WHAT YOU NEED TO DO |
Please quote the material exactly, every line of it.
◇ ◇ ◇ ◇ ◇
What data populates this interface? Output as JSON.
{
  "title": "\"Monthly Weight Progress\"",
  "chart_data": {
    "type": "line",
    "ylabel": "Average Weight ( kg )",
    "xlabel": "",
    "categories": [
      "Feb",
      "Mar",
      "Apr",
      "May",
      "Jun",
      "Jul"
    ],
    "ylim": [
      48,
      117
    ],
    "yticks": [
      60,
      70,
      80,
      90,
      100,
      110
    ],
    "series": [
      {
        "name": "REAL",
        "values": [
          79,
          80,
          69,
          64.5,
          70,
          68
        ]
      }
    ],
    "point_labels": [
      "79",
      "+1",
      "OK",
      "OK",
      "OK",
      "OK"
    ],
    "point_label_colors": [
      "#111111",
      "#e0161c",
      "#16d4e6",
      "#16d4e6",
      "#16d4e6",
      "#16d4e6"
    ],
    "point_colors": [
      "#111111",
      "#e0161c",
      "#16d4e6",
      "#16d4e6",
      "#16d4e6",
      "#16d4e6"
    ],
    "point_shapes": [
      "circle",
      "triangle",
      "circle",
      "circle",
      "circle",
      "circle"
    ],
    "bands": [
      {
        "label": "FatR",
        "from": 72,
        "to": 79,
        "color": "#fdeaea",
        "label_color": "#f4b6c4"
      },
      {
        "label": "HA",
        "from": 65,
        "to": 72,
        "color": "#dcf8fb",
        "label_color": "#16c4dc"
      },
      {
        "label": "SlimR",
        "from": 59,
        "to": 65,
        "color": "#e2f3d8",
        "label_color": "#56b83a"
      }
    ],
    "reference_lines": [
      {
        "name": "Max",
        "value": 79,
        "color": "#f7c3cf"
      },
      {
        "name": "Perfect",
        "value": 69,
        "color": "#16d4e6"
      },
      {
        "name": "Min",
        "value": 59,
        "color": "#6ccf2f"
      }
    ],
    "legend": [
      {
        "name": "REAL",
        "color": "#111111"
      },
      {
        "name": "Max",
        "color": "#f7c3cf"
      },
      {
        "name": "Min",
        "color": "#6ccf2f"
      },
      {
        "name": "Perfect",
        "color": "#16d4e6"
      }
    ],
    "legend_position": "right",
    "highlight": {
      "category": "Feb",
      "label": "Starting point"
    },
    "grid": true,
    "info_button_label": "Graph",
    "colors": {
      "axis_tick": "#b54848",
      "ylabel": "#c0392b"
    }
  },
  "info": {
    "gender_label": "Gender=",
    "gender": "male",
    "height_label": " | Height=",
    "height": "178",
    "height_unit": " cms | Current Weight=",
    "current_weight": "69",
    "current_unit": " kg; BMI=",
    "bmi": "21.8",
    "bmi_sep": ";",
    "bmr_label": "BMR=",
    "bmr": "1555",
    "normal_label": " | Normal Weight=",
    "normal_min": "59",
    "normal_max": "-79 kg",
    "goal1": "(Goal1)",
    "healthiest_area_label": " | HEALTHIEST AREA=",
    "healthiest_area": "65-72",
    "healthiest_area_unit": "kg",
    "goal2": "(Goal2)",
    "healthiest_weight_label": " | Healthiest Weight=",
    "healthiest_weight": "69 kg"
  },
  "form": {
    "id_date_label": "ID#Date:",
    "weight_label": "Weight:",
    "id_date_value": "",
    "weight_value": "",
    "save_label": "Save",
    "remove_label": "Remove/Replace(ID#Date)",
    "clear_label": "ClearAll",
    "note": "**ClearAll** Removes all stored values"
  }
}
◇ ◇ ◇ ◇ ◇
ANSWER FOR THIS EXERCISE |
What data populates this interface? Output as JSON.
{
  "title": "\"Monthly Weight Progress\"",
  "chart_data": {
    "type": "line",
    "ylabel": "Average Weight ( kg )",
    "xlabel": "",
    "categories": [
      "Feb",
      "Mar",
      "Apr",
      "May",
      "Jun",
      "Jul"
    ],
    "ylim": [
      48,
      117
    ],
    "yticks": [
      60,
      70,
      80,
      90,
      100,
      110
    ],
    "series": [
      {
        "name": "REAL",
        "values": [
          79,
          80,
          69,
          64.5,
          70,
          68
        ]
      }
    ],
    "point_labels": [
      "79",
      "+1",
      "OK",
      "OK",
      "OK",
      "OK"
    ],
    "point_label_colors": [
      "#111111",
      "#e0161c",
      "#16d4e6",
      "#16d4e6",
      "#16d4e6",
      "#16d4e6"
    ],
    "point_colors": [
      "#111111",
      "#e0161c",
      "#16d4e6",
      "#16d4e6",
      "#16d4e6",
      "#16d4e6"
    ],
    "point_shapes": [
      "circle",
      "triangle",
      "circle",
      "circle",
      "circle",
      "circle"
    ],
    "bands": [
      {
        "label": "FatR",
        "from": 72,
        "to": 79,
        "color": "#fdeaea",
        "label_color": "#f4b6c4"
      },
      {
        "label": "HA",
        "from": 65,
        "to": 72,
        "color": "#dcf8fb",
        "label_color": "#16c4dc"
      },
      {
        "label": "SlimR",
        "from": 59,
        "to": 65,
        "color": "#e2f3d8",
        "label_color": "#56b83a"
      }
    ],
    "reference_lines": [
      {
        "name": "Max",
        "value": 79,
        "color": "#f7c3cf"
      },
      {
        "name": "Perfect",
        "value": 69,
        "color": "#16d4e6"
      },
      {
        "name": "Min",
        "value": 59,
        "color": "#6ccf2f"
      }
    ],
    "legend": [
      {
        "name": "REAL",
        "color": "#111111"
      },
      {
        "name": "Max",
        "color": "#f7c3cf"
      },
      {
        "name": "Min",
        "color": "#6ccf2f"
      },
      {
        "name": "Perfect",
        "color": "#16d4e6"
      }
    ],
    "legend_position": "right",
    "highlight": {
      "category": "Feb",
      "label": "Starting point"
    },
    "grid": true,
    "info_button_label": "Graph",
    "colors": {
      "axis_tick": "#b54848",
      "ylabel": "#c0392b"
    }
  },
  "info": {
    "gender_label": "Gender=",
    "gender": "male",
    "height_label": " | Height=",
    "height": "178",
    "height_unit": " cms | Current Weight=",
    "current_weight": "69",
    "current_unit": " kg; BMI=",
    "bmi": "21.8",
    "bmi_sep": ";",
    "bmr_label": "BMR=",
    "bmr": "1555",
    "normal_label": " | Normal Weight=",
    "normal_min": "59",
    "normal_max": "-79 kg",
    "goal1": "(Goal1)",
    "healthiest_area_label": " | HEALTHIEST AREA=",
    "healthiest_area": "65-72",
    "healthiest_area_unit": "kg",
    "goal2": "(Goal2)",
    "healthiest_weight_label": " | Healthiest Weight=",
    "healthiest_weight": "69 kg"
  },
  "form": {
    "id_date_label": "ID#Date:",
    "weight_label": "Weight:",
    "id_date_value": "",
    "weight_value": "",
    "save_label": "Save",
    "remove_label": "Remove/Replace(ID#Date)",
    "clear_label": "ClearAll",
    "note": "**ClearAll** Removes all stored values"
  }
}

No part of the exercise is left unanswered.